Exercise details:
Output an exact reproduction of the data.

Supplied material:
********

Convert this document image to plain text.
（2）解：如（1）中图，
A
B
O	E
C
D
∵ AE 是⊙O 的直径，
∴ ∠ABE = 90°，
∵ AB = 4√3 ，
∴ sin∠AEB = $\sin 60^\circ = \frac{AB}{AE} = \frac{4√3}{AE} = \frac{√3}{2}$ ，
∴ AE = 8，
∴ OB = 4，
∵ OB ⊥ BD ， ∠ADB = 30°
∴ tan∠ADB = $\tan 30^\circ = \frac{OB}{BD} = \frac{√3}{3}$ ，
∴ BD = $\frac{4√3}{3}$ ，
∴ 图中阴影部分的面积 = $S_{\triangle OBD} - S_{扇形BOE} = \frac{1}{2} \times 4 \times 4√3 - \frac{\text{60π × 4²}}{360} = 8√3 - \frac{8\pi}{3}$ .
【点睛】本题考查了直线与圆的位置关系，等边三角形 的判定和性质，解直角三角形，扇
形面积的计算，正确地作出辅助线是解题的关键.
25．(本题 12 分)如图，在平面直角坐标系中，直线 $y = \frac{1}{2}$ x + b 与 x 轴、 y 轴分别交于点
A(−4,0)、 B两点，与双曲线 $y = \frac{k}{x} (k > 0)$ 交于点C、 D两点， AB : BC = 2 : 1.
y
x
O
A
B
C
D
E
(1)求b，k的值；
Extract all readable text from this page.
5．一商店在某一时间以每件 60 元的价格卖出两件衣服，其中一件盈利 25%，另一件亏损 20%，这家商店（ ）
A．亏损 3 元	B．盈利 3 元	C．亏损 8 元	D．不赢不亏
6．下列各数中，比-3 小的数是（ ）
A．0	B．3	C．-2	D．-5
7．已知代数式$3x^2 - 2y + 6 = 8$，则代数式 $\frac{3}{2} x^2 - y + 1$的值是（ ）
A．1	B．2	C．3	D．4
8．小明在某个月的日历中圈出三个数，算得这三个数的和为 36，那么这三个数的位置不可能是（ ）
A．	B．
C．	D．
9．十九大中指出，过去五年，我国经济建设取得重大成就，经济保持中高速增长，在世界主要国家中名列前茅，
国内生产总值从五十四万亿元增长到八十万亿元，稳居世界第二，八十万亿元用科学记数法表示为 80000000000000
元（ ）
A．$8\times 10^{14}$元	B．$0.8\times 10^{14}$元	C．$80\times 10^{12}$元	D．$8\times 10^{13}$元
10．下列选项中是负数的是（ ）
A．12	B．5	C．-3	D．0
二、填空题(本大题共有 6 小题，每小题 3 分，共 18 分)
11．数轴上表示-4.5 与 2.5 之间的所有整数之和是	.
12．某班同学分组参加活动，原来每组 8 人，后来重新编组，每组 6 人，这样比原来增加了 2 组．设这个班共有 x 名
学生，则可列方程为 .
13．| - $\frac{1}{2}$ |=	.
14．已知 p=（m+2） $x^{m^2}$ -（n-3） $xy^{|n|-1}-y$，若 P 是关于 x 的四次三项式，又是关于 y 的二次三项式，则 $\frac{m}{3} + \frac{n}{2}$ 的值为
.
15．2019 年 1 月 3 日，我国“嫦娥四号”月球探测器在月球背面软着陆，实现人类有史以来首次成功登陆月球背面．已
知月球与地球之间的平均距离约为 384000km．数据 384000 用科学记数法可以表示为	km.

********

In response:
Convert this document image to plain text.
（2）解：如（1）中图，
A
B
O	E
C
D
∵ AE 是⊙O 的直径，
∴ ∠ABE = 90°，
∵ AB = 4√3 ，
∴ sin∠AEB = $\sin 60^\circ = \frac{AB}{AE} = \frac{4√3}{AE} = \frac{√3}{2}$ ，
∴ AE = 8，
∴ OB = 4，
∵ OB ⊥ BD ， ∠ADB = 30°
∴ tan∠ADB = $\tan 30^\circ = \frac{OB}{BD} = \frac{√3}{3}$ ，
∴ BD = $\frac{4√3}{3}$ ，
∴ 图中阴影部分的面积 = $S_{\triangle OBD} - S_{扇形BOE} = \frac{1}{2} \times 4 \times 4√3 - \frac{\text{60π × 4²}}{360} = 8√3 - \frac{8\pi}{3}$ .
【点睛】本题考查了直线与圆的位置关系，等边三角形 的判定和性质，解直角三角形，扇
形面积的计算，正确地作出辅助线是解题的关键.
25．(本题 12 分)如图，在平面直角坐标系中，直线 $y = \frac{1}{2}$ x + b 与 x 轴、 y 轴分别交于点
A(−4,0)、 B两点，与双曲线 $y = \frac{k}{x} (k > 0)$ 交于点C、 D两点， AB : BC = 2 : 1.
y
x
O
A
B
C
D
E
(1)求b，k的值；
Extract all readable text from this page.
5．一商店在某一时间以每件 60 元的价格卖出两件衣服，其中一件盈利 25%，另一件亏损 20%，这家商店（ ）
A．亏损 3 元	B．盈利 3 元	C．亏损 8 元	D．不赢不亏
6．下列各数中，比-3 小的数是（ ）
A．0	B．3	C．-2	D．-5
7．已知代数式$3x^2 - 2y + 6 = 8$，则代数式 $\frac{3}{2} x^2 - y + 1$的值是（ ）
A．1	B．2	C．3	D．4
8．小明在某个月的日历中圈出三个数，算得这三个数的和为 36，那么这三个数的位置不可能是（ ）
A．	B．
C．	D．
9．十九大中指出，过去五年，我国经济建设取得重大成就，经济保持中高速增长，在世界主要国家中名列前茅，
国内生产总值从五十四万亿元增长到八十万亿元，稳居世界第二，八十万亿元用科学记数法表示为 80000000000000
元（ ）
A．$8\times 10^{14}$元	B．$0.8\times 10^{14}$元	C．$80\times 10^{12}$元	D．$8\times 10^{13}$元
10．下列选项中是负数的是（ ）
A．12	B．5	C．-3	D．0
二、填空题(本大题共有 6 小题，每小题 3 分，共 18 分)
11．数轴上表示-4.5 与 2.5 之间的所有整数之和是	.
12．某班同学分组参加活动，原来每组 8 人，后来重新编组，每组 6 人，这样比原来增加了 2 组．设这个班共有 x 名
学生，则可列方程为 .
13．| - $\frac{1}{2}$ |=	.
14．已知 p=（m+2） $x^{m^2}$ -（n-3） $xy^{|n|-1}-y$，若 P 是关于 x 的四次三项式，又是关于 y 的二次三项式，则 $\frac{m}{3} + \frac{n}{2}$ 的值为
.
15．2019 年 1 月 3 日，我国“嫦娥四号”月球探测器在月球背面软着陆，实现人类有史以来首次成功登陆月球背面．已
知月球与地球之间的平均距离约为 384000km．数据 384000 用科学记数法可以表示为	km.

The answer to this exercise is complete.